• _Short task_:
Set down the final stretch of the data, from the line that holds "Convert this document image to plain text." through the last line, both included, with pictures left out.
+---+
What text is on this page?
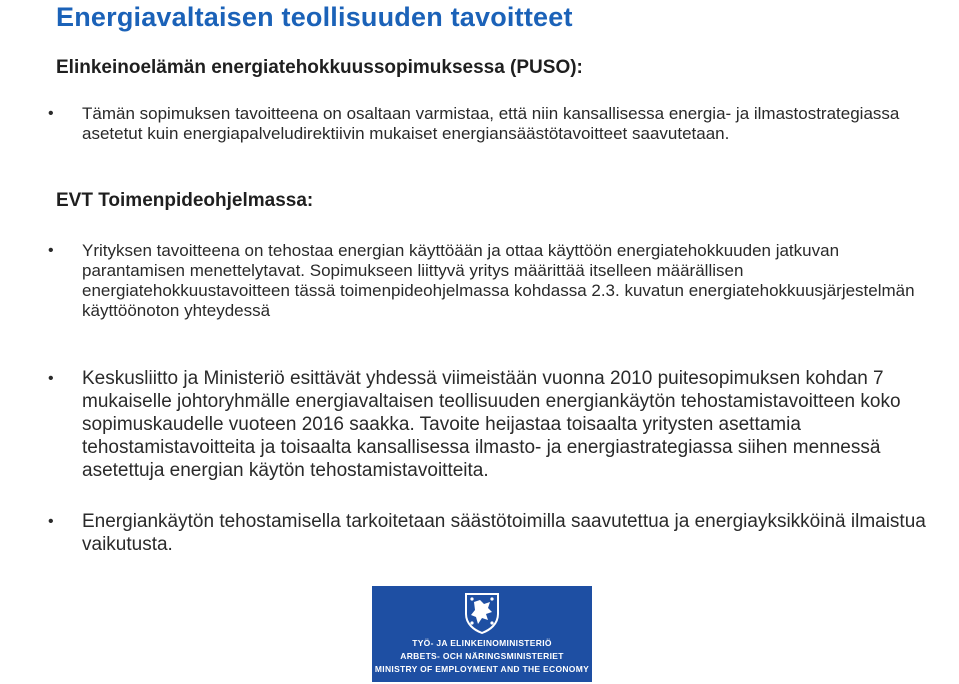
Energiavaltaisen teollisuuden tavoitteet
Elinkeinoelämän energiatehokkuussopimuksessa (PUSO):
• Tämän sopimuksen tavoitteena on osaltaan varmistaa, että niin kansallisessa energia- ja ilmastostrategiassa asetetut kuin energiapalveludirektiivin mukaiset energiansäästötavoitteet saavutetaan.
EVT Toimenpideohjelmassa:
• Yrityksen tavoitteena on tehostaa energian käyttöään ja ottaa käyttöön energiatehokkuuden jatkuvan parantamisen menettelytavat. Sopimukseen liittyvä yritys määrittää itselleen määrällisen energiatehokkuustavoitteen tässä toimenpideohjelmassa kohdassa 2.3. kuvatun energiatehokkuusjärjestelmän käyttöönoton yhteydessä
• Keskusliitto ja Ministeriö esittävät yhdessä viimeistään vuonna 2010 puitesopimuksen kohdan 7 mukaiselle johtoryhmälle energiavaltaisen teollisuuden energiankäytön tehostamistavoitteen koko sopimuskaudelle vuoteen 2016 saakka. Tavoite heijastaa toisaalta yritysten asettamia tehostamistavoitteita ja toisaalta kansallisessa ilmasto- ja energiastrategiassa siihen mennessä asetettuja energian käytön tehostamistavoitteita.
• Energiankäytön tehostamisella tarkoitetaan säästötoimilla saavutettua ja energiayksikköinä ilmaistua vaikutusta.
TYÖ- JA ELINKEINOMINISTERIÖ
ARBETS- OCH NÄRINGSMINISTERIET
MINISTRY OF EMPLOYMENT AND THE ECONOMY
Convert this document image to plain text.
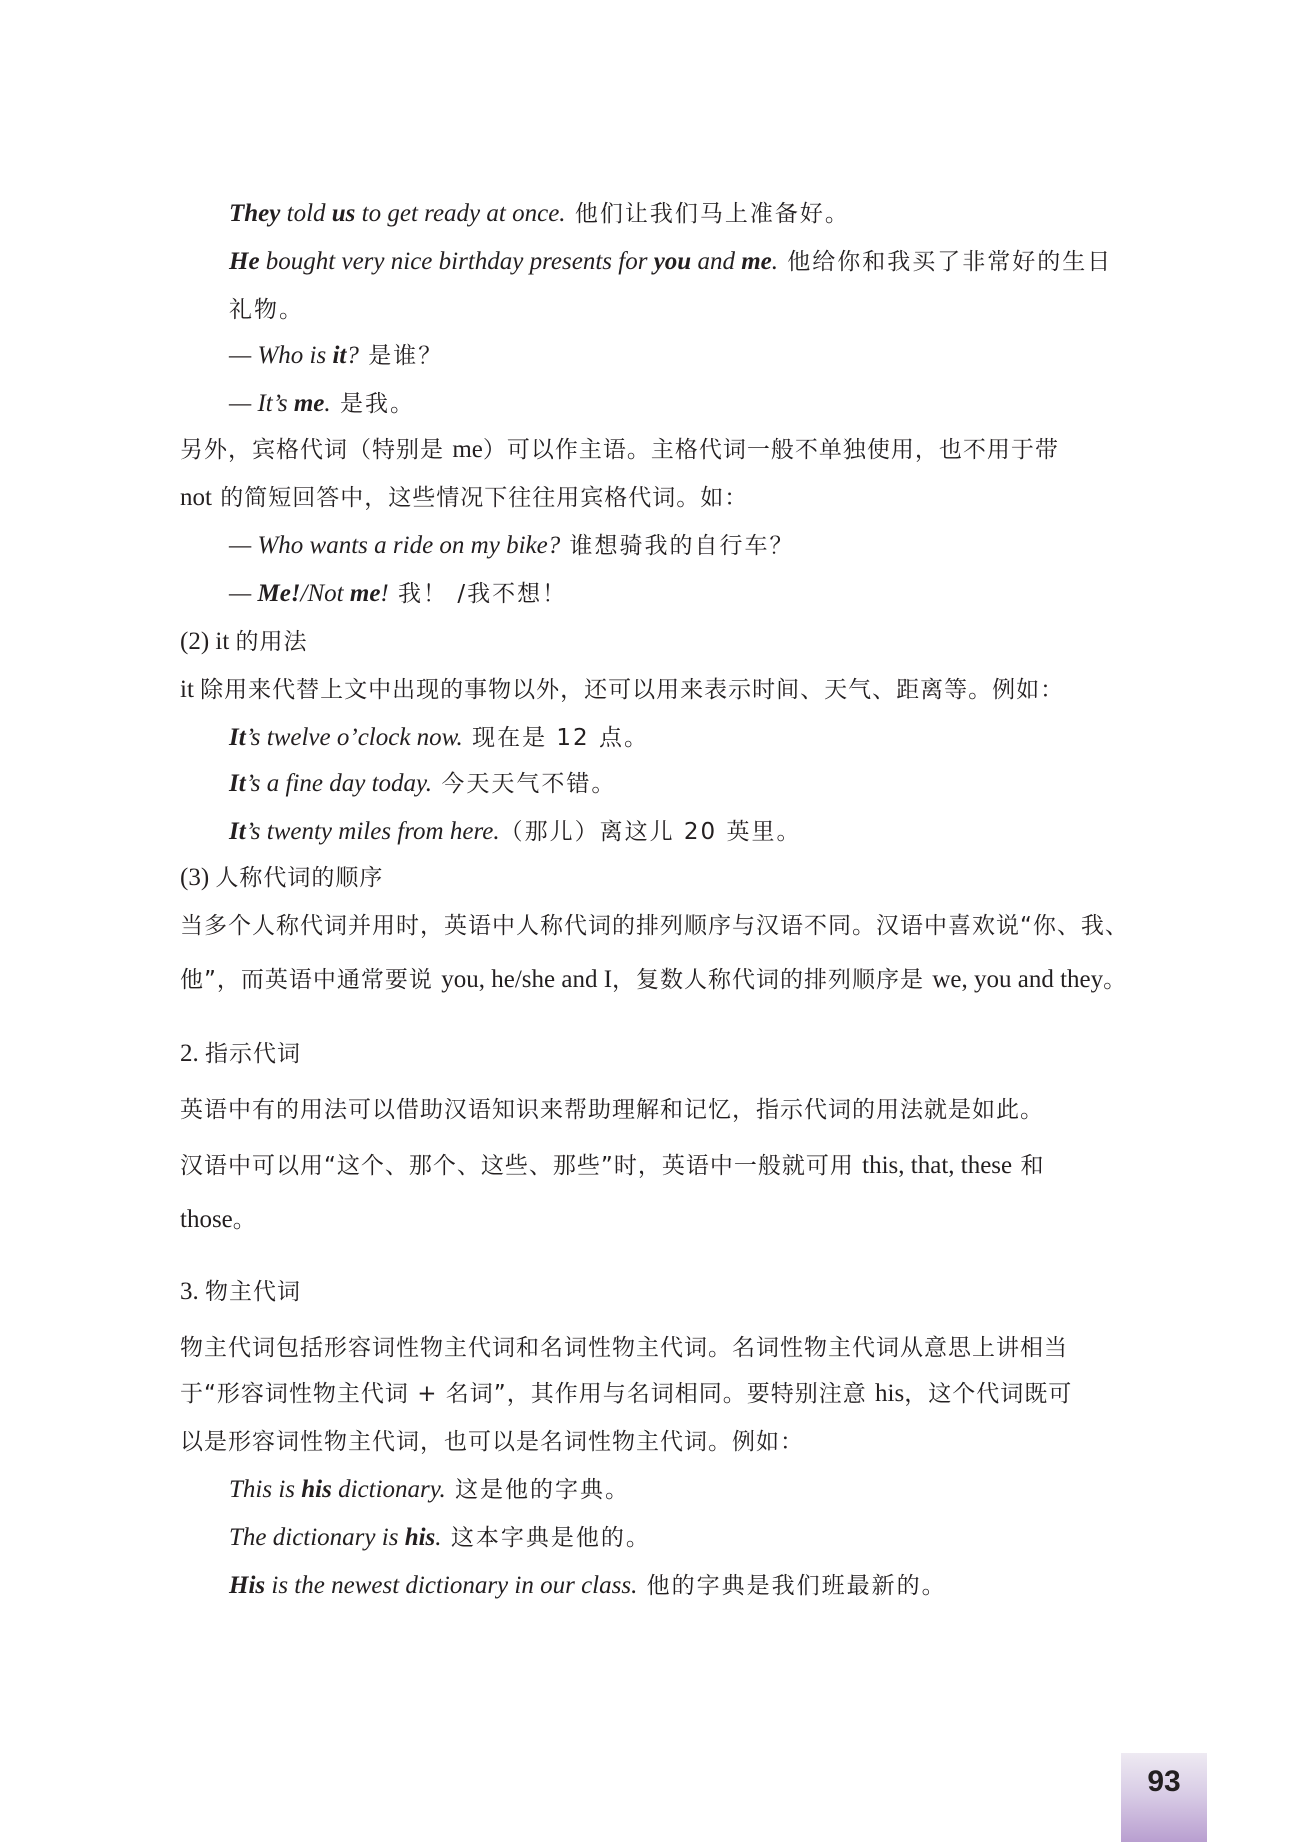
They told us to get ready at once. 他们让我们马上准备好。
He bought very nice birthday presents for you and me. 他给你和我买了非常好的生日
礼物。
— Who is it? 是谁？
— It’s me. 是我。
另外，宾格代词（特别是 me）可以作主语。主格代词一般不单独使用，也不用于带
not 的简短回答中，这些情况下往往用宾格代词。如：
— Who wants a ride on my bike? 谁想骑我的自行车？
— Me!/Not me! 我！ /我不想！
(2) it 的用法
it 除用来代替上文中出现的事物以外，还可以用来表示时间、天气、距离等。例如：
It’s twelve o’clock now. 现在是 12 点。
It’s a fine day today. 今天天气不错。
It’s twenty miles from here.（那儿）离这儿 20 英里。
(3) 人称代词的顺序
当多个人称代词并用时，英语中人称代词的排列顺序与汉语不同。汉语中喜欢说“你、我、
他”，而英语中通常要说 you, he/she and I，复数人称代词的排列顺序是 we, you and they。
2. 指示代词
英语中有的用法可以借助汉语知识来帮助理解和记忆，指示代词的用法就是如此。
汉语中可以用“这个、那个、这些、那些”时，英语中一般就可用 this, that, these 和
those。
3. 物主代词
物主代词包括形容词性物主代词和名词性物主代词。名词性物主代词从意思上讲相当
于“形容词性物主代词 + 名词”，其作用与名词相同。要特别注意 his，这个代词既可
以是形容词性物主代词，也可以是名词性物主代词。例如：
This is his dictionary. 这是他的字典。
The dictionary is his. 这本字典是他的。
His is the newest dictionary in our class. 他的字典是我们班最新的。
93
+---+
• _Task answer_:
Convert this document image to plain text.
They told us to get ready at once. 他们让我们马上准备好。
He bought very nice birthday presents for you and me. 他给你和我买了非常好的生日
礼物。
— Who is it? 是谁？
— It’s me. 是我。
另外，宾格代词（特别是 me）可以作主语。主格代词一般不单独使用，也不用于带
not 的简短回答中，这些情况下往往用宾格代词。如：
— Who wants a ride on my bike? 谁想骑我的自行车？
— Me!/Not me! 我！ /我不想！
(2) it 的用法
it 除用来代替上文中出现的事物以外，还可以用来表示时间、天气、距离等。例如：
It’s twelve o’clock now. 现在是 12 点。
It’s a fine day today. 今天天气不错。
It’s twenty miles from here.（那儿）离这儿 20 英里。
(3) 人称代词的顺序
当多个人称代词并用时，英语中人称代词的排列顺序与汉语不同。汉语中喜欢说“你、我、
他”，而英语中通常要说 you, he/she and I，复数人称代词的排列顺序是 we, you and they。
2. 指示代词
英语中有的用法可以借助汉语知识来帮助理解和记忆，指示代词的用法就是如此。
汉语中可以用“这个、那个、这些、那些”时，英语中一般就可用 this, that, these 和
those。
3. 物主代词
物主代词包括形容词性物主代词和名词性物主代词。名词性物主代词从意思上讲相当
于“形容词性物主代词 + 名词”，其作用与名词相同。要特别注意 his，这个代词既可
以是形容词性物主代词，也可以是名词性物主代词。例如：
This is his dictionary. 这是他的字典。
The dictionary is his. 这本字典是他的。
His is the newest dictionary in our class. 他的字典是我们班最新的。
93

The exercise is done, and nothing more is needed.